**Task statement**
Gather each line of the records where "clear" appears.

[Lines of data]
[start]

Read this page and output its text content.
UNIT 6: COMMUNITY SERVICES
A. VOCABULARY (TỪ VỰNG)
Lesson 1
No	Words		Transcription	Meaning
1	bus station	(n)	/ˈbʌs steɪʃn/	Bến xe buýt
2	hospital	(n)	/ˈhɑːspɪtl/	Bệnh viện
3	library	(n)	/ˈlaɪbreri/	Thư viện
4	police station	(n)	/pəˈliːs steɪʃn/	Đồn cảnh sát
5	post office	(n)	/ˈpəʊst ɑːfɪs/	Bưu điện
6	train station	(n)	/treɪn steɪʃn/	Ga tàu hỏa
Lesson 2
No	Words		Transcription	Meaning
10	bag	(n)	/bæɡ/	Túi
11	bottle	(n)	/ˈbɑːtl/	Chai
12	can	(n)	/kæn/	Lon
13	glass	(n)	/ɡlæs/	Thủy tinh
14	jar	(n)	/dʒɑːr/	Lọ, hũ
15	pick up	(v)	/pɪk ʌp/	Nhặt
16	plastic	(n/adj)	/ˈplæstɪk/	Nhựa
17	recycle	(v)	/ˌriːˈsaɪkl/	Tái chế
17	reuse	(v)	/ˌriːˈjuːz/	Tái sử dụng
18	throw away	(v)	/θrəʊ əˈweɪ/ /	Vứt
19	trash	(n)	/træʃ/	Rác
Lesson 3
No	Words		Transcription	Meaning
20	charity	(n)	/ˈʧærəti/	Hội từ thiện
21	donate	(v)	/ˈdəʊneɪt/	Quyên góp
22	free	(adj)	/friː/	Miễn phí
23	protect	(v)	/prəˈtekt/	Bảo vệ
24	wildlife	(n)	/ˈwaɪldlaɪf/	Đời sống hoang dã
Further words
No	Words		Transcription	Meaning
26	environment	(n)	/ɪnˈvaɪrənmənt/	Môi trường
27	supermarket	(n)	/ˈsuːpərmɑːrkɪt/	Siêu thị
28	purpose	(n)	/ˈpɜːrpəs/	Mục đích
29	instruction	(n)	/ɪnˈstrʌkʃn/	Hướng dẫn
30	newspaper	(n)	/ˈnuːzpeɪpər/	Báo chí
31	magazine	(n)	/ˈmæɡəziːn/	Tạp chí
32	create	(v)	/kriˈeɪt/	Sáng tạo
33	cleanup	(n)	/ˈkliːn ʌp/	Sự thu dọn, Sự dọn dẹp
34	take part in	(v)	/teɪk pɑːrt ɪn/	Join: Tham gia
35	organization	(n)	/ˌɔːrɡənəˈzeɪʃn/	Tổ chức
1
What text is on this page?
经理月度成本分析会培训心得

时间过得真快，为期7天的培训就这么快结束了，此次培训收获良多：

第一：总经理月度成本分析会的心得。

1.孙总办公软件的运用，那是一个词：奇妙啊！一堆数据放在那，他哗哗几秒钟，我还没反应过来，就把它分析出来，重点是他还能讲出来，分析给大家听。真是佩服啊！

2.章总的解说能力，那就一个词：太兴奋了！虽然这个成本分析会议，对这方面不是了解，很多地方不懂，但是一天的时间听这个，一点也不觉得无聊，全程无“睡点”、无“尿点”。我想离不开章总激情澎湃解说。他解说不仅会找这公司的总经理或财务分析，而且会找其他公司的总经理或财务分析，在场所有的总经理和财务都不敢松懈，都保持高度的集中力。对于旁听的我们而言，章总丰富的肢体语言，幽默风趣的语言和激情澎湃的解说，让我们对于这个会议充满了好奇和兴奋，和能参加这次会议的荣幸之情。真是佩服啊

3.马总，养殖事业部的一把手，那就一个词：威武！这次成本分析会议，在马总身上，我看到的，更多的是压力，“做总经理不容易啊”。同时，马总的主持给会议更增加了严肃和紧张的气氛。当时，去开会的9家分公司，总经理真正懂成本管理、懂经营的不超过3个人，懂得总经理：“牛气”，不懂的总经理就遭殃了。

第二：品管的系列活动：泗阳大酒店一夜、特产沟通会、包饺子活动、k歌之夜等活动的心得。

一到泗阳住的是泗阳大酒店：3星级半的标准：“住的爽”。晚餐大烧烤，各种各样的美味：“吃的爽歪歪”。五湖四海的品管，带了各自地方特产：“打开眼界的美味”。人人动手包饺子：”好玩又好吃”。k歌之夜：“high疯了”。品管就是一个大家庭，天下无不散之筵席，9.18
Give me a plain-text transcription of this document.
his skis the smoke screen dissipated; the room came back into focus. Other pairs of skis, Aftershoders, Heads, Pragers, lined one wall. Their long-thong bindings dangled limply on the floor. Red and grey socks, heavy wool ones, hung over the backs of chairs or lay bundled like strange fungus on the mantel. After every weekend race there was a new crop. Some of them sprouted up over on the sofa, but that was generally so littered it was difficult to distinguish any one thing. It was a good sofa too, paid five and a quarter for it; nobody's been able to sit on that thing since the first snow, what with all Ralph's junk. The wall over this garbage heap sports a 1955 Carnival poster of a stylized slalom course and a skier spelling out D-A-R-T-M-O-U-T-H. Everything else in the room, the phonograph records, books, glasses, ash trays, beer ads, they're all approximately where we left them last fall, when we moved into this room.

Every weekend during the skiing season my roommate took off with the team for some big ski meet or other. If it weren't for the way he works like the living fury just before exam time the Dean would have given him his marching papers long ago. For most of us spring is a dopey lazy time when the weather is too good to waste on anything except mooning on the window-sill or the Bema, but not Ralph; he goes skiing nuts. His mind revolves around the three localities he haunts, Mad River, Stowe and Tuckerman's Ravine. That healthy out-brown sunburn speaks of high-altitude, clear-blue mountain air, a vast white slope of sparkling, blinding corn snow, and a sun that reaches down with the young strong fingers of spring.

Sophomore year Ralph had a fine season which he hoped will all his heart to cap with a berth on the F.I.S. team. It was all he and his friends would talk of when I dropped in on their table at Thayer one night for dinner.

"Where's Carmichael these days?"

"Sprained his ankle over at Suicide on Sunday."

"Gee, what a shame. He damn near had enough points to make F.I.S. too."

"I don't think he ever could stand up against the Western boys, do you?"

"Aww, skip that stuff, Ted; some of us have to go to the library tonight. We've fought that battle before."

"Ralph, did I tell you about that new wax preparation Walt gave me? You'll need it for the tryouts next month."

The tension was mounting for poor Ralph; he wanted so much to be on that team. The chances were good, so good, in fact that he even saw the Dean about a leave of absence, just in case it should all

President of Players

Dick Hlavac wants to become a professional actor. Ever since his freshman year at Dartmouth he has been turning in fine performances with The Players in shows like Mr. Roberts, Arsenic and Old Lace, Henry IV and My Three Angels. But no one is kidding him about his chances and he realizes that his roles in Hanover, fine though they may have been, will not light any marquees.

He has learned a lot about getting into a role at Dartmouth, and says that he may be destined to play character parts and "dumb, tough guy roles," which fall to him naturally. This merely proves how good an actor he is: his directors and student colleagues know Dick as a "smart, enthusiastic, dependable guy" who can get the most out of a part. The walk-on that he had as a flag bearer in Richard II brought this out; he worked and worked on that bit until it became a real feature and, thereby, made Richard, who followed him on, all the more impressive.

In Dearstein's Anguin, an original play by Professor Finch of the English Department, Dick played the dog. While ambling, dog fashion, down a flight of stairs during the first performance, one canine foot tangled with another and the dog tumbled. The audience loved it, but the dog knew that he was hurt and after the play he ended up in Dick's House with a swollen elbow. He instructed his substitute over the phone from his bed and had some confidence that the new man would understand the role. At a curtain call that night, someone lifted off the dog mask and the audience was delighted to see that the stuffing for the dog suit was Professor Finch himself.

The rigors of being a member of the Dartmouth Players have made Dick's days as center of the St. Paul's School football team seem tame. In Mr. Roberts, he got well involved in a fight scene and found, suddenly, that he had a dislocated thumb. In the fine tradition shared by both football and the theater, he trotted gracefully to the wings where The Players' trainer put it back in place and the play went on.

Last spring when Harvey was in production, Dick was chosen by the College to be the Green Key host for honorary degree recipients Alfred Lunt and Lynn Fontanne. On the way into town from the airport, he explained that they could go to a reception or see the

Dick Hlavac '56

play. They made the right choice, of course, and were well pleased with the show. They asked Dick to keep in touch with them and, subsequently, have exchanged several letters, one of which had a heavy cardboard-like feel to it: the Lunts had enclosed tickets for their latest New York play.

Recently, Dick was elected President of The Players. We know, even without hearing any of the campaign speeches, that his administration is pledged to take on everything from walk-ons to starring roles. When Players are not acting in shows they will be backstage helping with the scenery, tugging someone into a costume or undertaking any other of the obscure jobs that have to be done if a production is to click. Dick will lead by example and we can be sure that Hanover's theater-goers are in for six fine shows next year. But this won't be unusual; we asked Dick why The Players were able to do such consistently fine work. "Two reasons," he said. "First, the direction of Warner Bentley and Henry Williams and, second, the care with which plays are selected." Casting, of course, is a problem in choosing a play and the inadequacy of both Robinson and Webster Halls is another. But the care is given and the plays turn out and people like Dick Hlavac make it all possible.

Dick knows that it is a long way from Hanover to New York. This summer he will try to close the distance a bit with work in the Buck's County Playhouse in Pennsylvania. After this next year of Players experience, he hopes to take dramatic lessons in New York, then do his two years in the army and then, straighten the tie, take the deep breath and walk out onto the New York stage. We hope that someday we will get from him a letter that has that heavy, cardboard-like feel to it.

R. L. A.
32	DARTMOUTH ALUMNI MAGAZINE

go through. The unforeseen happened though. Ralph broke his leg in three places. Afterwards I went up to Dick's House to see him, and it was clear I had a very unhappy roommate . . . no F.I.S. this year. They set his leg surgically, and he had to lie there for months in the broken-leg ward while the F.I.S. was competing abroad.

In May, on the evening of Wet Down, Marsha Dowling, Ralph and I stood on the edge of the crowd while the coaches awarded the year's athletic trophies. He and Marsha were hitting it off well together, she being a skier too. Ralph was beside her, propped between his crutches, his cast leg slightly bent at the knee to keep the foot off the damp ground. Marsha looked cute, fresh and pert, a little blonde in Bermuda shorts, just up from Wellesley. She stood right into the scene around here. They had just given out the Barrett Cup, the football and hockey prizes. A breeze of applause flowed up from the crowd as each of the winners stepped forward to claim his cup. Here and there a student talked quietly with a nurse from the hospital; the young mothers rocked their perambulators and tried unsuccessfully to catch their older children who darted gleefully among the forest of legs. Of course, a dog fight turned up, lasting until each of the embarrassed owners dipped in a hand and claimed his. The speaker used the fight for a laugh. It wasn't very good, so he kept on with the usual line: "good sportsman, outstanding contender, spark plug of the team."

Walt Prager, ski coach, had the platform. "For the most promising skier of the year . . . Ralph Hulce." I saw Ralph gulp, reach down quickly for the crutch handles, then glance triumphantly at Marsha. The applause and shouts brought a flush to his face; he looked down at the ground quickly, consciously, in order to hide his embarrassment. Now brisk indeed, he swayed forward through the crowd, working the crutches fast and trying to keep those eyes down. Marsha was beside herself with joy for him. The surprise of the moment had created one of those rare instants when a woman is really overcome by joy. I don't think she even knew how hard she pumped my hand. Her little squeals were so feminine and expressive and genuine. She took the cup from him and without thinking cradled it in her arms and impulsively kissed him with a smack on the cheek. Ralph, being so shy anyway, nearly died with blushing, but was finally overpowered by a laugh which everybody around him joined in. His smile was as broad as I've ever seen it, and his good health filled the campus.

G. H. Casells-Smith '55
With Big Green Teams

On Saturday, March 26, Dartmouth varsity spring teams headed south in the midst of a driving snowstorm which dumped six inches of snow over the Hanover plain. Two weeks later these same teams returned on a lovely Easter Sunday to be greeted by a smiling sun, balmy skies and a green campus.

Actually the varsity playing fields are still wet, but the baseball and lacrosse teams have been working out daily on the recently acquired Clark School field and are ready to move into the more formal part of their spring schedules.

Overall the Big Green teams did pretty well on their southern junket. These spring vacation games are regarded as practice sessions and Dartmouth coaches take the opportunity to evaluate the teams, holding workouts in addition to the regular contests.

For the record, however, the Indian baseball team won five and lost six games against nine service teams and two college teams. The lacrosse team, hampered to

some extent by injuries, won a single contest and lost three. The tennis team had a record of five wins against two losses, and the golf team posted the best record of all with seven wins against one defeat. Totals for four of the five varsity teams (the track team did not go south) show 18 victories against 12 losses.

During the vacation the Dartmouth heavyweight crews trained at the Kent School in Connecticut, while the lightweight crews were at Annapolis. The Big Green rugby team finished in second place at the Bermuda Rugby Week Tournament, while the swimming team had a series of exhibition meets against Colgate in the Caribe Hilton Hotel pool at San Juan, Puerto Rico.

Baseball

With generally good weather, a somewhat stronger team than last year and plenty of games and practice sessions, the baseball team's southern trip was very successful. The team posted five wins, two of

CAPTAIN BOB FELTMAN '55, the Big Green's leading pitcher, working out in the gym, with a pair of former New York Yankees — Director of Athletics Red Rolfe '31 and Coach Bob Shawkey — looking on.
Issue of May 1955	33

[end]

**Task answer**
Every weekend during the skiing season my roommate took off with the team for some big ski meet or other. If it weren't for the way he works like the living fury just before exam time the Dean would have given him his marching papers long ago. For most of us spring is a dopey lazy time when the weather is too good to waste on anything except mooning on the window-sill or the Bema, but not Ralph; he goes skiing nuts. His mind revolves around the three localities he haunts, Mad River, Stowe and Tuckerman's Ravine. That healthy out-brown sunburn speaks of high-altitude, clear-blue mountain air, a vast white slope of sparkling, blinding corn snow, and a sun that reaches down with the young strong fingers of spring.
go through. The unforeseen happened though. Ralph broke his leg in three places. Afterwards I went up to Dick's House to see him, and it was clear I had a very unhappy roommate . . . no F.I.S. this year. They set his leg surgically, and he had to lie there for months in the broken-leg ward while the F.I.S. was competing abroad.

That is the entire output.